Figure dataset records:
★ ★ ★ ★
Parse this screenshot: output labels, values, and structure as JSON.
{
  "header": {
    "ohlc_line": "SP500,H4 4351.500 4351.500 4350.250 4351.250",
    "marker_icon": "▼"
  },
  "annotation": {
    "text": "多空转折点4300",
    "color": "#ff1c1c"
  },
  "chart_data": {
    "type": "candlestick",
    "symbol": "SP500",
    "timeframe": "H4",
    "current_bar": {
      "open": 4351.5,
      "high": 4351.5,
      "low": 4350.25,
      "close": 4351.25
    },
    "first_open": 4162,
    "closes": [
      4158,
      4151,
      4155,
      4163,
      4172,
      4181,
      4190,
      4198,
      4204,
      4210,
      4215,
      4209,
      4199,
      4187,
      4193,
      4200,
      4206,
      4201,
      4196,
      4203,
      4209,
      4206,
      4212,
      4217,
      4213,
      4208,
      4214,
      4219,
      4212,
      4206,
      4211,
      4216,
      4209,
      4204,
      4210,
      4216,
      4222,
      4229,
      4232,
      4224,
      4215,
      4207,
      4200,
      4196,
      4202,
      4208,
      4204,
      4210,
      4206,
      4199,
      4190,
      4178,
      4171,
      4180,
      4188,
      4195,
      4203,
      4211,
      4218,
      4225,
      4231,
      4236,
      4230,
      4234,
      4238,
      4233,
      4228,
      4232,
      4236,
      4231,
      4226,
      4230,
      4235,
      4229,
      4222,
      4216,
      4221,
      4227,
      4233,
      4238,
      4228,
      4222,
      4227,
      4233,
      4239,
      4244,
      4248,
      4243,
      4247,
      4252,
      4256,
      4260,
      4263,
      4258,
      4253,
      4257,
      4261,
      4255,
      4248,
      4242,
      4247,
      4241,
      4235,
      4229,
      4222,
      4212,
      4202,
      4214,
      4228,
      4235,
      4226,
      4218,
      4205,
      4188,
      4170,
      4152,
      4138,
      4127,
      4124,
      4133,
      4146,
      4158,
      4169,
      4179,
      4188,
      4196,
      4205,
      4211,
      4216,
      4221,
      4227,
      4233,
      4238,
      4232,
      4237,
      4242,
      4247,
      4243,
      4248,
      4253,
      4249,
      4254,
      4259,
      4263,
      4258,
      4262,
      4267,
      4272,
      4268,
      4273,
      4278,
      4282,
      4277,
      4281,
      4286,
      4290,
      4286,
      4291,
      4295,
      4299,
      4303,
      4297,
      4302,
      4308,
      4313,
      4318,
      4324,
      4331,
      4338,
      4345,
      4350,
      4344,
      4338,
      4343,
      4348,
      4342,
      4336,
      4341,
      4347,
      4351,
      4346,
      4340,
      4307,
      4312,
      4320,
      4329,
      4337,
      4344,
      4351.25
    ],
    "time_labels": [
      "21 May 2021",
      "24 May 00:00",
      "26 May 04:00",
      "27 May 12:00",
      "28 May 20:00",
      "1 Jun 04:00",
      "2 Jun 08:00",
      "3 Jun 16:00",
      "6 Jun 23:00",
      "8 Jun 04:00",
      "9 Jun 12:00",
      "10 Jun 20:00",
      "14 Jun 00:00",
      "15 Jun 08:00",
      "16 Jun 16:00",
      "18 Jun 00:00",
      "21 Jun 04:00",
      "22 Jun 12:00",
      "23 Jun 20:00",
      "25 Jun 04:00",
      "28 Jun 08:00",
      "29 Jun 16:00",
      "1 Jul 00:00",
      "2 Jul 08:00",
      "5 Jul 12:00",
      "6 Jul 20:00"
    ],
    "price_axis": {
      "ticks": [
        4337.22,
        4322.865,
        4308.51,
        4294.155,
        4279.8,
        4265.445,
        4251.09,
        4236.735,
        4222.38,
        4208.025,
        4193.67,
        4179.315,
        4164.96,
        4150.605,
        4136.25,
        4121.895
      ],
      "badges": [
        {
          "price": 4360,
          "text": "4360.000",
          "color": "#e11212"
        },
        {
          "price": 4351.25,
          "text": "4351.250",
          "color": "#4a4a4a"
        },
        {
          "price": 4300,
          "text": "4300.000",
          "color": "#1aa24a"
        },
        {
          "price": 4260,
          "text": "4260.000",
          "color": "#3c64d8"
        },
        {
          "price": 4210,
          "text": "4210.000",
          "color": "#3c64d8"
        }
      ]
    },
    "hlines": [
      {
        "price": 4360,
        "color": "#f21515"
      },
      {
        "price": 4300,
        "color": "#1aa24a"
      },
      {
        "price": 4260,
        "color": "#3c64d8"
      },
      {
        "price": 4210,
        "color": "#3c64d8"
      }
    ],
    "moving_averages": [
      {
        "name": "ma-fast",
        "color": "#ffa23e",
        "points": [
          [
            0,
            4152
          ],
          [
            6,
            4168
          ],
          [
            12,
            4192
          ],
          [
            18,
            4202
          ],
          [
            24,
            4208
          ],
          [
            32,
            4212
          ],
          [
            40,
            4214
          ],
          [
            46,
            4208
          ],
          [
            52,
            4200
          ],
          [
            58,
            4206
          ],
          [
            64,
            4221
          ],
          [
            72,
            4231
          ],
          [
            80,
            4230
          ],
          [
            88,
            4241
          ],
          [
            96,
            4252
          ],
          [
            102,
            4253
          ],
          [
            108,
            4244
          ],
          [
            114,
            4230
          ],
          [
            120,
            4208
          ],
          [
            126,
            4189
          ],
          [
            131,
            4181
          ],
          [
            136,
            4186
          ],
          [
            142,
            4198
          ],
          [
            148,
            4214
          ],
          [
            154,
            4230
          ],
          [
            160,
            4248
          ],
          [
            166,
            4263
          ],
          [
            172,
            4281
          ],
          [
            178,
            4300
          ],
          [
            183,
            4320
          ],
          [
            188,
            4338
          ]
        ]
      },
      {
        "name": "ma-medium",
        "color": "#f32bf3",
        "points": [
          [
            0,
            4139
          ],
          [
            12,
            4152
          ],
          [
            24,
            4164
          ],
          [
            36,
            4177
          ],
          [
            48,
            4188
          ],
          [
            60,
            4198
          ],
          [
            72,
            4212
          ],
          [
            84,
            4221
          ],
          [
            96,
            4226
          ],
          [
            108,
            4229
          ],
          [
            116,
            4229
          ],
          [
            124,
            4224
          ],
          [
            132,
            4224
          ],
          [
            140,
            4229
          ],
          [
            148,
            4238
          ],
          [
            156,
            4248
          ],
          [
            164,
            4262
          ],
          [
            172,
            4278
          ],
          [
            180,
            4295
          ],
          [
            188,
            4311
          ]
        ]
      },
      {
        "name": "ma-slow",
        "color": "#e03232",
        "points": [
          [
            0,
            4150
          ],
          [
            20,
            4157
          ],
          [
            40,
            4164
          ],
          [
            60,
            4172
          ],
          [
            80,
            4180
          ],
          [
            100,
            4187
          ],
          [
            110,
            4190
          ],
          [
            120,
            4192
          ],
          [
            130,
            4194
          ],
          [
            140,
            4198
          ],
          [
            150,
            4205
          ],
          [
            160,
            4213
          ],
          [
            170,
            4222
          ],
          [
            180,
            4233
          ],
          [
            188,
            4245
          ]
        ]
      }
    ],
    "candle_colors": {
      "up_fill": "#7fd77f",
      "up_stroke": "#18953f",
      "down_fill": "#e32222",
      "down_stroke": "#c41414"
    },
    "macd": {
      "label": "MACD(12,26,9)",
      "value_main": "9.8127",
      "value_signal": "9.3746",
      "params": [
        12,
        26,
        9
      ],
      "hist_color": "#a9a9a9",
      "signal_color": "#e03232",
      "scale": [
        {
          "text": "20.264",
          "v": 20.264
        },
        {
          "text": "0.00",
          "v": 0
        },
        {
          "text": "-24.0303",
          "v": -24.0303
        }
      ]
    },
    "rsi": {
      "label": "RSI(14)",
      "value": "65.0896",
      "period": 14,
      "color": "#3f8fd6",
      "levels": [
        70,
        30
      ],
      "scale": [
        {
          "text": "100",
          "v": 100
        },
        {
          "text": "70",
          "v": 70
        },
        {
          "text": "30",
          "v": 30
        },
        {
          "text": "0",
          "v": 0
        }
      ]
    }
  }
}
★ ★ ★ ★
§ Given request
Find the lines with the string "name" and reproduce them.

§ Response for this exercise
        "name": "ma-fast",
        "name": "ma-medium",
        "name": "ma-slow",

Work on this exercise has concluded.